Given text:
+--
Who are we? How do we find out? What is it to find our authentic selves? What can we learn from the history and philosophy of authenticity?

Today, supposedly, we’re free. Free, to do what makes us happy, to be anything we strive to be, to choose our own paths. We even feel free from parts of ourselves – that our emotions are something separate from us, that there’s a real us beneath them, a supra-inner rational core that transcends everything outside of it, that is somehow higher than fleeting emotions that make us do things that aren’t really us.

The history of the search for authenticity has sought to understand this true core of human experience. It has been approached in many ways. Sometimes as a revolt against the outer layer, against standards given to us by society. Other times as taking off a mask. Or rejecting reading a script someone else has written for us, whether god or the bible or society and its rules
Philosopher Jacob Golomb writes that ‘the concept of authenticity is a protest against the blind, mechanical acceptance of an externally imposed code of values.’

The history of authenticity tells us much about the modern world. For Jean-Jacques Rousseau, discovering our authentic self meant removing the masks society encourages us to wear, about confessing why we really say or do certain things.
+--
Directive 1: Please arrange the records as a numbered list, beginning at their first line and stopping after the line that has "x-tick-label: 20 — [173, 612, 187, 626]", with blank lines left out.
+--
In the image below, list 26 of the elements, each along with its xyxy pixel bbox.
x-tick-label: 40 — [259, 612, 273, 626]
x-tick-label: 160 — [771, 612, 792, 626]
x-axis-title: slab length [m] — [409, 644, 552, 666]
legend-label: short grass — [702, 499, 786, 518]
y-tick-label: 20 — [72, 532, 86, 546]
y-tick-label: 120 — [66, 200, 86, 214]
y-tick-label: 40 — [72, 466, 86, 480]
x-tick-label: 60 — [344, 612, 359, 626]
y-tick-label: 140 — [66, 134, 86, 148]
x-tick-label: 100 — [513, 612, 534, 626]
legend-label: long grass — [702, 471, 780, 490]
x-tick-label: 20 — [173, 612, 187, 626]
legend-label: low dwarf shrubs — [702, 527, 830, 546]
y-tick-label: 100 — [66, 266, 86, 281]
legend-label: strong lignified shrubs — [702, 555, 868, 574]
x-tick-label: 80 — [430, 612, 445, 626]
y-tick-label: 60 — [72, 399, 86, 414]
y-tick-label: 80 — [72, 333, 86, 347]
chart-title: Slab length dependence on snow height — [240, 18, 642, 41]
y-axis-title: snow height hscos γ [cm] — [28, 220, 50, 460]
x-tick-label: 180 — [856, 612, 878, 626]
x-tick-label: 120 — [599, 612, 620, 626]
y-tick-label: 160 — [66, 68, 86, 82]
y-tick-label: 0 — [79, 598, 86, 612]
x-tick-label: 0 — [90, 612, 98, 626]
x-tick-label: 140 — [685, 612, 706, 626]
+--
Directive 2: List every question that appears in the text on authenticity.

Problem solution 1:
1. In the image below, list 26 of the elements, each along with its xyxy pixel bbox.
2. x-tick-label: 40 — [259, 612, 273, 626]
3. x-tick-label: 160 — [771, 612, 792, 626]
4. x-axis-title: slab length [m] — [409, 644, 552, 666]
5. legend-label: short grass — [702, 499, 786, 518]
6. y-tick-label: 20 — [72, 532, 86, 546]
7. y-tick-label: 120 — [66, 200, 86, 214]
8. y-tick-label: 40 — [72, 466, 86, 480]
9. x-tick-label: 60 — [344, 612, 359, 626]
10. y-tick-label: 140 — [66, 134, 86, 148]
11. x-tick-label: 100 — [513, 612, 534, 626]
12. legend-label: long grass — [702, 471, 780, 490]
13. x-tick-label: 20 — [173, 612, 187, 626]

Problem solution 2:
- Who are we?
- How do we find out?
- What is it to find our authentic selves?
- What can we learn from the history and philosophy of authenticity?